[ENTRIES SUPPLIED]

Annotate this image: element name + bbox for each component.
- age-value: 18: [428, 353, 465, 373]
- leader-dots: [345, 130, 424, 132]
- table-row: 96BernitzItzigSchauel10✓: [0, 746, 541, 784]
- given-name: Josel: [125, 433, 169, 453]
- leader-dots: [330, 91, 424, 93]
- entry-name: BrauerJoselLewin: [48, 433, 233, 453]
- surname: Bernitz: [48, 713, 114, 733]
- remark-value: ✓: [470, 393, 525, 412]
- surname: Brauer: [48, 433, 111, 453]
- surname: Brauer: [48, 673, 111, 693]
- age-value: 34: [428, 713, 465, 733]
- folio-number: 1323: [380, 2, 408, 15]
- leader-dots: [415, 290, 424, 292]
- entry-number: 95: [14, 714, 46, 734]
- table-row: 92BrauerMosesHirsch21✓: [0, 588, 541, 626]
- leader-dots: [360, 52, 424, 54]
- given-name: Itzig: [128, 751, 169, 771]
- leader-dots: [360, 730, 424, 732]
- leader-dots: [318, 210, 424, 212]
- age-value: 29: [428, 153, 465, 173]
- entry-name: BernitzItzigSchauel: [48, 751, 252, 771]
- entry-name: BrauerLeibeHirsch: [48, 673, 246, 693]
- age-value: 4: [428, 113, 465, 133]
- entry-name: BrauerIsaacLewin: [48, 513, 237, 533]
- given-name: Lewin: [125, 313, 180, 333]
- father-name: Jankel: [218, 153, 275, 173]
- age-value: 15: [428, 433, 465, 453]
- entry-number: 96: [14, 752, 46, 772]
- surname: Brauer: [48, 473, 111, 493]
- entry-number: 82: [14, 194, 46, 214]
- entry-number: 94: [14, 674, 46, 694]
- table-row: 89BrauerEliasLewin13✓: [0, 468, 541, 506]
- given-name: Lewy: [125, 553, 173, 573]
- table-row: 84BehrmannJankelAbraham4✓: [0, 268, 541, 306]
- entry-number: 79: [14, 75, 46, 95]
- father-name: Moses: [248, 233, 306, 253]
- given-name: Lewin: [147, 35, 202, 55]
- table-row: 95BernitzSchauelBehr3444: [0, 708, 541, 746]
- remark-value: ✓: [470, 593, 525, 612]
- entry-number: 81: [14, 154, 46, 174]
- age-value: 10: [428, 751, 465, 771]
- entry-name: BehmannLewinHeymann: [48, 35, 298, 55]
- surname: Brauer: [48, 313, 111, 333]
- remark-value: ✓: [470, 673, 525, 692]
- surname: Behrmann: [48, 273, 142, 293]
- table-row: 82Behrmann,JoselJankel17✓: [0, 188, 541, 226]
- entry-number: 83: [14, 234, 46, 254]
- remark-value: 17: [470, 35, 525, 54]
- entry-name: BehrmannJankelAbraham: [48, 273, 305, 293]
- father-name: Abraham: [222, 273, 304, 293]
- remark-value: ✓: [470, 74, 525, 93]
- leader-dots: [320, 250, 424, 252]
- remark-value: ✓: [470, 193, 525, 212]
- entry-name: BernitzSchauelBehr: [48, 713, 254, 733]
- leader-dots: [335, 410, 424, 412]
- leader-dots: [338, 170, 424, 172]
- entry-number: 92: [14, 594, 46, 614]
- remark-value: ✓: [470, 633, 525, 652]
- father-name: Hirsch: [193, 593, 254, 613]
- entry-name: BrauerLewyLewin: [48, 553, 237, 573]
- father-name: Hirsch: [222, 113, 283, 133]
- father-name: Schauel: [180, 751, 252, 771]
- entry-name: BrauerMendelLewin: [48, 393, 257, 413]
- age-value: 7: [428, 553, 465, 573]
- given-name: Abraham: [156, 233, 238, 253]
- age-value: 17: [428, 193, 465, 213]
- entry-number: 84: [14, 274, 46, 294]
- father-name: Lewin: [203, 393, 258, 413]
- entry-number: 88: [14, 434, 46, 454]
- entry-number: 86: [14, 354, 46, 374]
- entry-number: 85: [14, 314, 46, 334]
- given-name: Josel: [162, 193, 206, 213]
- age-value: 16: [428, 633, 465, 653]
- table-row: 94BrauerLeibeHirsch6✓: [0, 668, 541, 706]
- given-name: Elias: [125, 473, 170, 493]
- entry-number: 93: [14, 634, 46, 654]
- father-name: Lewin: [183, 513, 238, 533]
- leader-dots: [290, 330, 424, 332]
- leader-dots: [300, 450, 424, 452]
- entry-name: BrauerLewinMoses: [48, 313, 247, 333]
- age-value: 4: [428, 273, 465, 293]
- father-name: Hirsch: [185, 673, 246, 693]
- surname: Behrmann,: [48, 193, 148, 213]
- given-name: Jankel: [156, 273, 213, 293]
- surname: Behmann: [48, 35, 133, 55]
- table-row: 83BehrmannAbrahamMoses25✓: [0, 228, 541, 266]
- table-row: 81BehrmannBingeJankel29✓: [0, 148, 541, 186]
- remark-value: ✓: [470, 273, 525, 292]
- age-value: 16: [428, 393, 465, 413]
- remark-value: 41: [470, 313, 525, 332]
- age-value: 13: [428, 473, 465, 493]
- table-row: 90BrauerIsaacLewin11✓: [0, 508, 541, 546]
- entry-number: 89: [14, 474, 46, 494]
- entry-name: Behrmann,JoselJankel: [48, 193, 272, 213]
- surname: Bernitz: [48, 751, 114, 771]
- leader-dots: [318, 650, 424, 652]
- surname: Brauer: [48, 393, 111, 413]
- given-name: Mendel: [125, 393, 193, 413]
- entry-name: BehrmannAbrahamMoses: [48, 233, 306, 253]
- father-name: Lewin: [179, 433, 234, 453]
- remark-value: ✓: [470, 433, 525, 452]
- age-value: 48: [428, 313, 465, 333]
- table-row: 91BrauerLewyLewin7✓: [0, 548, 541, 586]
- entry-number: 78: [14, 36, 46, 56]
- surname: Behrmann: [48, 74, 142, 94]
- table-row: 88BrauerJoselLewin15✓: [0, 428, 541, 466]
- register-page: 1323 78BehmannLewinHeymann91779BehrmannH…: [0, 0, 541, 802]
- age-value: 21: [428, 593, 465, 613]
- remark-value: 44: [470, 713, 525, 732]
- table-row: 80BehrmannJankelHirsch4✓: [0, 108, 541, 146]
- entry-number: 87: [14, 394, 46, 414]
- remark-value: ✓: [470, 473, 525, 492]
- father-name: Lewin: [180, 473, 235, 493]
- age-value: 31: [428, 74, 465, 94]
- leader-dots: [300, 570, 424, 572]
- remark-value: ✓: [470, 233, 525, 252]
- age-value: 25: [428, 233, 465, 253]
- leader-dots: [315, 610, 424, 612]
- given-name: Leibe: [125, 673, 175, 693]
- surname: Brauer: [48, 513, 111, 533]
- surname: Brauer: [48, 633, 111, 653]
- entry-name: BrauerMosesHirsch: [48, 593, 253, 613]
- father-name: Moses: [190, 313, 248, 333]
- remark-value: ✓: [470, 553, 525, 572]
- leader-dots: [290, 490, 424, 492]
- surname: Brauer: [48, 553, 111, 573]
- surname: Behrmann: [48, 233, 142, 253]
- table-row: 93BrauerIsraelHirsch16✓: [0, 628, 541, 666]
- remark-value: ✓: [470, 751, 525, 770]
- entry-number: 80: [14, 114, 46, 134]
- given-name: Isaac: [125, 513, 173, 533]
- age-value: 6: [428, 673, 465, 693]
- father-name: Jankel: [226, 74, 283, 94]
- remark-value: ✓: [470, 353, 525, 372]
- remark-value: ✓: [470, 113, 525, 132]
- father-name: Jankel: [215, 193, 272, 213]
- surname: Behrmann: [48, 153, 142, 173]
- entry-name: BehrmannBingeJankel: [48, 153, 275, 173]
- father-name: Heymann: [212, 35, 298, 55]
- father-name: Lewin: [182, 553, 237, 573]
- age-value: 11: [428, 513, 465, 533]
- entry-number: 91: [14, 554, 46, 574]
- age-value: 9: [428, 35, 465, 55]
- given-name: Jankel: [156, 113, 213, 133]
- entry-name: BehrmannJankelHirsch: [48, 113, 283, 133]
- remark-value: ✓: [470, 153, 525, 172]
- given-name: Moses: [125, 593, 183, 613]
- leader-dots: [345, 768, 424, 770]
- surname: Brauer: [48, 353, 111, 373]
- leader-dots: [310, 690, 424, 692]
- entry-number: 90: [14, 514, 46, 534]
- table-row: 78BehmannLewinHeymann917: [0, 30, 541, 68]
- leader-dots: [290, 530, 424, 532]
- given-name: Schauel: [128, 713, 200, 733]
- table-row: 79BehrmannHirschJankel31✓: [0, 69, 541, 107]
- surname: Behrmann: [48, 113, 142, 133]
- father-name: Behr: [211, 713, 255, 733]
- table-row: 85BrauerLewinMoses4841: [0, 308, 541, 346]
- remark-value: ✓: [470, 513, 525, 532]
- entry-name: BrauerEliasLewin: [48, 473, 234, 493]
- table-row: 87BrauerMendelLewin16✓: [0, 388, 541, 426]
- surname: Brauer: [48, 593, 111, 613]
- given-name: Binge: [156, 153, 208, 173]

[AIM OF THE EXERCISE] Copy the material above without changes, from its first line through the line containing "- table-row: 89BrauerEliasLewin13✓: [0, 468, 541, 506]".

[COMPLETE ANSWER]
Annotate this image: element name + bbox for each component.
- age-value: 18: [428, 353, 465, 373]
- leader-dots: [345, 130, 424, 132]
- table-row: 96BernitzItzigSchauel10✓: [0, 746, 541, 784]
- given-name: Josel: [125, 433, 169, 453]
- leader-dots: [330, 91, 424, 93]
- entry-name: BrauerJoselLewin: [48, 433, 233, 453]
- surname: Bernitz: [48, 713, 114, 733]
- remark-value: ✓: [470, 393, 525, 412]
- surname: Brauer: [48, 433, 111, 453]
- surname: Brauer: [48, 673, 111, 693]
- age-value: 34: [428, 713, 465, 733]
- folio-number: 1323: [380, 2, 408, 15]
- leader-dots: [415, 290, 424, 292]
- entry-number: 95: [14, 714, 46, 734]
- table-row: 92BrauerMosesHirsch21✓: [0, 588, 541, 626]
- leader-dots: [360, 52, 424, 54]
- given-name: Itzig: [128, 751, 169, 771]
- leader-dots: [360, 730, 424, 732]
- leader-dots: [318, 210, 424, 212]
- age-value: 29: [428, 153, 465, 173]
- entry-name: BernitzItzigSchauel: [48, 751, 252, 771]
- entry-name: BrauerLeibeHirsch: [48, 673, 246, 693]
- age-value: 4: [428, 113, 465, 133]
- entry-name: BrauerIsaacLewin: [48, 513, 237, 533]
- given-name: Lewin: [125, 313, 180, 333]
- father-name: Jankel: [218, 153, 275, 173]
- age-value: 15: [428, 433, 465, 453]
- entry-number: 96: [14, 752, 46, 772]
- surname: Brauer: [48, 473, 111, 493]
- entry-number: 82: [14, 194, 46, 214]
- entry-number: 94: [14, 674, 46, 694]
- table-row: 89BrauerEliasLewin13✓: [0, 468, 541, 506]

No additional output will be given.